### REQUIRED WORK
Return all lines below containing the word "incredible".

### INFORMATION SHOWN
-=-=-
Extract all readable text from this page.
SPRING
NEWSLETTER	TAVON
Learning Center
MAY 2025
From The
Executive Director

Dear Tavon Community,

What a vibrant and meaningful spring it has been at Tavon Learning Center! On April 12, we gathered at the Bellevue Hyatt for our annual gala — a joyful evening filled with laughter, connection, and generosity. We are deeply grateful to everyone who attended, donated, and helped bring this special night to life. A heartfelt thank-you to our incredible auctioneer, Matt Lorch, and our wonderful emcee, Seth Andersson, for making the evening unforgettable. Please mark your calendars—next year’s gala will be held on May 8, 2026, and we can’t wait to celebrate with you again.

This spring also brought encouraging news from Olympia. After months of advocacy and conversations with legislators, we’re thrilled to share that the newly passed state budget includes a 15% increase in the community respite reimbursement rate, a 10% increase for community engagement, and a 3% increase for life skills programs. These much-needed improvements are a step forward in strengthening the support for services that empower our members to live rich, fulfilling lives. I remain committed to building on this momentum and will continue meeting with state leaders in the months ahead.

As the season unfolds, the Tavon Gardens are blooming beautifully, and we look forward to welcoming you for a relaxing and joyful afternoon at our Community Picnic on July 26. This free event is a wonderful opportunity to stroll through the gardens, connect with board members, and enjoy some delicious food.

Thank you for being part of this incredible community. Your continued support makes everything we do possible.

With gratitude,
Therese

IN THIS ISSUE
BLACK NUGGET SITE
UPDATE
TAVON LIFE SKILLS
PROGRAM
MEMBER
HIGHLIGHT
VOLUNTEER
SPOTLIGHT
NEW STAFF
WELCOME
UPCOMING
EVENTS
-=-=-
### OUTPUT OF THE EXERCISE
What a vibrant and meaningful spring it has been at Tavon Learning Center! On April 12, we gathered at the Bellevue Hyatt for our annual gala — a joyful evening filled with laughter, connection, and generosity. We are deeply grateful to everyone who attended, donated, and helped bring this special night to life. A heartfelt thank-you to our incredible auctioneer, Matt Lorch, and our wonderful emcee, Seth Andersson, for making the evening unforgettable. Please mark your calendars—next year’s gala will be held on May 8, 2026, and we can’t wait to celebrate with you again.
Thank you for being part of this incredible community. Your continued support makes everything we do possible.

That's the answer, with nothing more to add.